• _Task prompt_:
Repeat everything in the material exactly.

• _Dataset rows_:

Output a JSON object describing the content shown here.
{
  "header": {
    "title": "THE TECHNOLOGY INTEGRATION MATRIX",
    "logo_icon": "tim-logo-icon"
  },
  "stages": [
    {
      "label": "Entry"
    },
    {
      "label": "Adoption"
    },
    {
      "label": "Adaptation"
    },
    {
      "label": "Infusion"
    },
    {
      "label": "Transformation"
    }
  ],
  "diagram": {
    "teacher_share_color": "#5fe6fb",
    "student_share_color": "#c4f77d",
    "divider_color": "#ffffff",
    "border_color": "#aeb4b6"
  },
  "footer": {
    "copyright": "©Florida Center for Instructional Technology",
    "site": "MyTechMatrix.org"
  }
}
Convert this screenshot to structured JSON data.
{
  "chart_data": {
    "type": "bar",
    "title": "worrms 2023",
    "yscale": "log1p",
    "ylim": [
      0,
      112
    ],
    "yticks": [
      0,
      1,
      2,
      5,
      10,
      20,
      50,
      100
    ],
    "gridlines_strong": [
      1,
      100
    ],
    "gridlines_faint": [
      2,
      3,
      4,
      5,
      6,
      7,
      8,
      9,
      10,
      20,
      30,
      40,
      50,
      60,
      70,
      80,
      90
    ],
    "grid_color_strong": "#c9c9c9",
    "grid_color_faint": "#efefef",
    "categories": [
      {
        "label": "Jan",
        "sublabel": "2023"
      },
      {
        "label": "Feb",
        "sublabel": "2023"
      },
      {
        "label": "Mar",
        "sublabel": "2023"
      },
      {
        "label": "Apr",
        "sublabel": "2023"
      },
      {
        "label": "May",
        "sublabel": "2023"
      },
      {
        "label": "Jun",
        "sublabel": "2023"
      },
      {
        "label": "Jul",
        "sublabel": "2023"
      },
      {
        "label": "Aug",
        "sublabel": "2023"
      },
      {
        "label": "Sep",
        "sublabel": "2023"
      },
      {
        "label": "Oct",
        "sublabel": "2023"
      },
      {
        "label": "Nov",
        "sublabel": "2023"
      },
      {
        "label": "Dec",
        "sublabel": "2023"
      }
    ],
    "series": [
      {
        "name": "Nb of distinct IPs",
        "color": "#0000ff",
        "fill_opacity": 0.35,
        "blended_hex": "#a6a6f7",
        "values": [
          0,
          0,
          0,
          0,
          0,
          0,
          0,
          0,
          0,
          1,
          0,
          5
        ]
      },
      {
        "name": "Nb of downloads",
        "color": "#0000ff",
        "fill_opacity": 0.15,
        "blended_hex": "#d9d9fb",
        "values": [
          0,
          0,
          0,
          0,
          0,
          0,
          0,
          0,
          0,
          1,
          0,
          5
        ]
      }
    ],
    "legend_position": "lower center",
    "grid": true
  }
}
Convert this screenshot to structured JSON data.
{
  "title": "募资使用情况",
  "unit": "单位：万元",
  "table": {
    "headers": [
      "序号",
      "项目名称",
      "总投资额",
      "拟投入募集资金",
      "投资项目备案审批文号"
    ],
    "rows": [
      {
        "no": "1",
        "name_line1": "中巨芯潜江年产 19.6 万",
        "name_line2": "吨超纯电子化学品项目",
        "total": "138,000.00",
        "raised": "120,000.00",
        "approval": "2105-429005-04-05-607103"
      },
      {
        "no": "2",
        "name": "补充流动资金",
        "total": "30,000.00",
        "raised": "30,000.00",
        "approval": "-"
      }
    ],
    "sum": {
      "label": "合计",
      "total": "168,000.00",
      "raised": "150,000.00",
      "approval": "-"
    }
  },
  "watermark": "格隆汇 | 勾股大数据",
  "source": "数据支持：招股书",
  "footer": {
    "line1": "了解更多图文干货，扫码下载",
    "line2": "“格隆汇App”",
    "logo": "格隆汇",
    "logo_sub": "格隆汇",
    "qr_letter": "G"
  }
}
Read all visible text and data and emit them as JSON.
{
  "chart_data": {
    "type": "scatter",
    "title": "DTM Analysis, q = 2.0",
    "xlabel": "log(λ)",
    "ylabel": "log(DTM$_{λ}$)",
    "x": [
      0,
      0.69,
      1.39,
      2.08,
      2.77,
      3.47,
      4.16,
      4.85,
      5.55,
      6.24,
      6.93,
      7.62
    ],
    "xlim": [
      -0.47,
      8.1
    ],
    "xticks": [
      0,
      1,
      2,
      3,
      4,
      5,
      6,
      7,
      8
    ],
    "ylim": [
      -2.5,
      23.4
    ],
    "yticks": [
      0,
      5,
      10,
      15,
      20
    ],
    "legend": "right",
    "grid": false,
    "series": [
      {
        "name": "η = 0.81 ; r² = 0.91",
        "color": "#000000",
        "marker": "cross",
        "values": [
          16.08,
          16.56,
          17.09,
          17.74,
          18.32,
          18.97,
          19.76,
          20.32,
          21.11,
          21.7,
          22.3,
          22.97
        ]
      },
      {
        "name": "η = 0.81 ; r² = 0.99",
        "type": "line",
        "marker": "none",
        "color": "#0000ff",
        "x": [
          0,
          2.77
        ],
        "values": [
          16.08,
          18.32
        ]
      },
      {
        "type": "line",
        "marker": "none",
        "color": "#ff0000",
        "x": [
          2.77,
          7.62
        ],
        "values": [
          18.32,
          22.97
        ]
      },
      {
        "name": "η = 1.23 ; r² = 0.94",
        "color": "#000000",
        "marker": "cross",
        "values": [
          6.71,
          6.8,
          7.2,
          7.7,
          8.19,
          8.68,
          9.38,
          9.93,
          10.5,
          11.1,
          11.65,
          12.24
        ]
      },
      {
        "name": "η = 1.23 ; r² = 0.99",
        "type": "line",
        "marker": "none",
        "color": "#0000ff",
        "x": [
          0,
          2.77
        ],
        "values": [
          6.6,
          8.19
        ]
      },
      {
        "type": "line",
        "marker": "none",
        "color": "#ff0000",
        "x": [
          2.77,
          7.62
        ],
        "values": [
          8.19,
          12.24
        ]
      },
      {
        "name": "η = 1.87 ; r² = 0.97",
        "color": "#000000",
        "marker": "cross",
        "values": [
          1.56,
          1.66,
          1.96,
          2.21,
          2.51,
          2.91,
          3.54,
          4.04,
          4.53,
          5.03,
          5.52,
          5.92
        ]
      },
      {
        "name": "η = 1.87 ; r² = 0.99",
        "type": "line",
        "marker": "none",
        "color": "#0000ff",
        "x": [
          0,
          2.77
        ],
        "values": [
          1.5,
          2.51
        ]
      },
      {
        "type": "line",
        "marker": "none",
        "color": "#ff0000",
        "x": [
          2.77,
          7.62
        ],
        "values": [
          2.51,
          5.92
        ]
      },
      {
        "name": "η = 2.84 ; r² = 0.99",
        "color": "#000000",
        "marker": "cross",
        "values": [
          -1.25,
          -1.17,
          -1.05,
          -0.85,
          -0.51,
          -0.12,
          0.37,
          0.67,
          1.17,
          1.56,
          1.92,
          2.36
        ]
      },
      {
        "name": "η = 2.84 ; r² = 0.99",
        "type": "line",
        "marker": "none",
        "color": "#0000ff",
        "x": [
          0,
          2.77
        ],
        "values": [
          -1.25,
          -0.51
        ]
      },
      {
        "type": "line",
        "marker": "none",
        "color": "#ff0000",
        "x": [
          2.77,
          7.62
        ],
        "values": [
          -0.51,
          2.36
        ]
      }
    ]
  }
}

• _Solution to this problem_:
Output a JSON object describing the content shown here.
{
  "header": {
    "title": "THE TECHNOLOGY INTEGRATION MATRIX",
    "logo_icon": "tim-logo-icon"
  },
  "stages": [
    {
      "label": "Entry"
    },
    {
      "label": "Adoption"
    },
    {
      "label": "Adaptation"
    },
    {
      "label": "Infusion"
    },
    {
      "label": "Transformation"
    }
  ],
  "diagram": {
    "teacher_share_color": "#5fe6fb",
    "student_share_color": "#c4f77d",
    "divider_color": "#ffffff",
    "border_color": "#aeb4b6"
  },
  "footer": {
    "copyright": "©Florida Center for Instructional Technology",
    "site": "MyTechMatrix.org"
  }
}
Convert this screenshot to structured JSON data.
{
  "chart_data": {
    "type": "bar",
    "title": "worrms 2023",
    "yscale": "log1p",
    "ylim": [
      0,
      112
    ],
    "yticks": [
      0,
      1,
      2,
      5,
      10,
      20,
      50,
      100
    ],
    "gridlines_strong": [
      1,
      100
    ],
    "gridlines_faint": [
      2,
      3,
      4,
      5,
      6,
      7,
      8,
      9,
      10,
      20,
      30,
      40,
      50,
      60,
      70,
      80,
      90
    ],
    "grid_color_strong": "#c9c9c9",
    "grid_color_faint": "#efefef",
    "categories": [
      {
        "label": "Jan",
        "sublabel": "2023"
      },
      {
        "label": "Feb",
        "sublabel": "2023"
      },
      {
        "label": "Mar",
        "sublabel": "2023"
      },
      {
        "label": "Apr",
        "sublabel": "2023"
      },
      {
        "label": "May",
        "sublabel": "2023"
      },
      {
        "label": "Jun",
        "sublabel": "2023"
      },
      {
        "label": "Jul",
        "sublabel": "2023"
      },
      {
        "label": "Aug",
        "sublabel": "2023"
      },
      {
        "label": "Sep",
        "sublabel": "2023"
      },
      {
        "label": "Oct",
        "sublabel": "2023"
      },
      {
        "label": "Nov",
        "sublabel": "2023"
      },
      {
        "label": "Dec",
        "sublabel": "2023"
      }
    ],
    "series": [
      {
        "name": "Nb of distinct IPs",
        "color": "#0000ff",
        "fill_opacity": 0.35,
        "blended_hex": "#a6a6f7",
        "values": [
          0,
          0,
          0,
          0,
          0,
          0,
          0,
          0,
          0,
          1,
          0,
          5
        ]
      },
      {
        "name": "Nb of downloads",
        "color": "#0000ff",
        "fill_opacity": 0.15,
        "blended_hex": "#d9d9fb",
        "values": [
          0,
          0,
          0,
          0,
          0,
          0,
          0,
          0,
          0,
          1,
          0,
          5
        ]
      }
    ],
    "legend_position": "lower center",
    "grid": true
  }
}
Convert this screenshot to structured JSON data.
{
  "title": "募资使用情况",
  "unit": "单位：万元",
  "table": {
    "headers": [
      "序号",
      "项目名称",
      "总投资额",
      "拟投入募集资金",
      "投资项目备案审批文号"
    ],
    "rows": [
      {
        "no": "1",
        "name_line1": "中巨芯潜江年产 19.6 万",
        "name_line2": "吨超纯电子化学品项目",
        "total": "138,000.00",
        "raised": "120,000.00",
        "approval": "2105-429005-04-05-607103"
      },
      {
        "no": "2",
        "name": "补充流动资金",
        "total": "30,000.00",
        "raised": "30,000.00",
        "approval": "-"
      }
    ],
    "sum": {
      "label": "合计",
      "total": "168,000.00",
      "raised": "150,000.00",
      "approval": "-"
    }
  },
  "watermark": "格隆汇 | 勾股大数据",
  "source": "数据支持：招股书",
  "footer": {
    "line1": "了解更多图文干货，扫码下载",
    "line2": "“格隆汇App”",
    "logo": "格隆汇",
    "logo_sub": "格隆汇",
    "qr_letter": "G"
  }
}
Read all visible text and data and emit them as JSON.
{
  "chart_data": {
    "type": "scatter",
    "title": "DTM Analysis, q = 2.0",
    "xlabel": "log(λ)",
    "ylabel": "log(DTM$_{λ}$)",
    "x": [
      0,
      0.69,
      1.39,
      2.08,
      2.77,
      3.47,
      4.16,
      4.85,
      5.55,
      6.24,
      6.93,
      7.62
    ],
    "xlim": [
      -0.47,
      8.1
    ],
    "xticks": [
      0,
      1,
      2,
      3,
      4,
      5,
      6,
      7,
      8
    ],
    "ylim": [
      -2.5,
      23.4
    ],
    "yticks": [
      0,
      5,
      10,
      15,
      20
    ],
    "legend": "right",
    "grid": false,
    "series": [
      {
        "name": "η = 0.81 ; r² = 0.91",
        "color": "#000000",
        "marker": "cross",
        "values": [
          16.08,
          16.56,
          17.09,
          17.74,
          18.32,
          18.97,
          19.76,
          20.32,
          21.11,
          21.7,
          22.3,
          22.97
        ]
      },
      {
        "name": "η = 0.81 ; r² = 0.99",
        "type": "line",
        "marker": "none",
        "color": "#0000ff",
        "x": [
          0,
          2.77
        ],
        "values": [
          16.08,
          18.32
        ]
      },
      {
        "type": "line",
        "marker": "none",
        "color": "#ff0000",
        "x": [
          2.77,
          7.62
        ],
        "values": [
          18.32,
          22.97
        ]
      },
      {
        "name": "η = 1.23 ; r² = 0.94",
        "color": "#000000",
        "marker": "cross",
        "values": [
          6.71,
          6.8,
          7.2,
          7.7,
          8.19,
          8.68,
          9.38,
          9.93,
          10.5,
          11.1,
          11.65,
          12.24
        ]
      },
      {
        "name": "η = 1.23 ; r² = 0.99",
        "type": "line",
        "marker": "none",
        "color": "#0000ff",
        "x": [
          0,
          2.77
        ],
        "values": [
          6.6,
          8.19
        ]
      },
      {
        "type": "line",
        "marker": "none",
        "color": "#ff0000",
        "x": [
          2.77,
          7.62
        ],
        "values": [
          8.19,
          12.24
        ]
      },
      {
        "name": "η = 1.87 ; r² = 0.97",
        "color": "#000000",
        "marker": "cross",
        "values": [
          1.56,
          1.66,
          1.96,
          2.21,
          2.51,
          2.91,
          3.54,
          4.04,
          4.53,
          5.03,
          5.52,
          5.92
        ]
      },
      {
        "name": "η = 1.87 ; r² = 0.99",
        "type": "line",
        "marker": "none",
        "color": "#0000ff",
        "x": [
          0,
          2.77
        ],
        "values": [
          1.5,
          2.51
        ]
      },
      {
        "type": "line",
        "marker": "none",
        "color": "#ff0000",
        "x": [
          2.77,
          7.62
        ],
        "values": [
          2.51,
          5.92
        ]
      },
      {
        "name": "η = 2.84 ; r² = 0.99",
        "color": "#000000",
        "marker": "cross",
        "values": [
          -1.25,
          -1.17,
          -1.05,
          -0.85,
          -0.51,
          -0.12,
          0.37,
          0.67,
          1.17,
          1.56,
          1.92,
          2.36
        ]
      },
      {
        "name": "η = 2.84 ; r² = 0.99",
        "type": "line",
        "marker": "none",
        "color": "#0000ff",
        "x": [
          0,
          2.77
        ],
        "values": [
          -1.25,
          -0.51
        ]
      },
      {
        "type": "line",
        "marker": "none",
        "color": "#ff0000",
        "x": [
          2.77,
          7.62
        ],
        "values": [
          -0.51,
          2.36
        ]
      }
    ]
  }
}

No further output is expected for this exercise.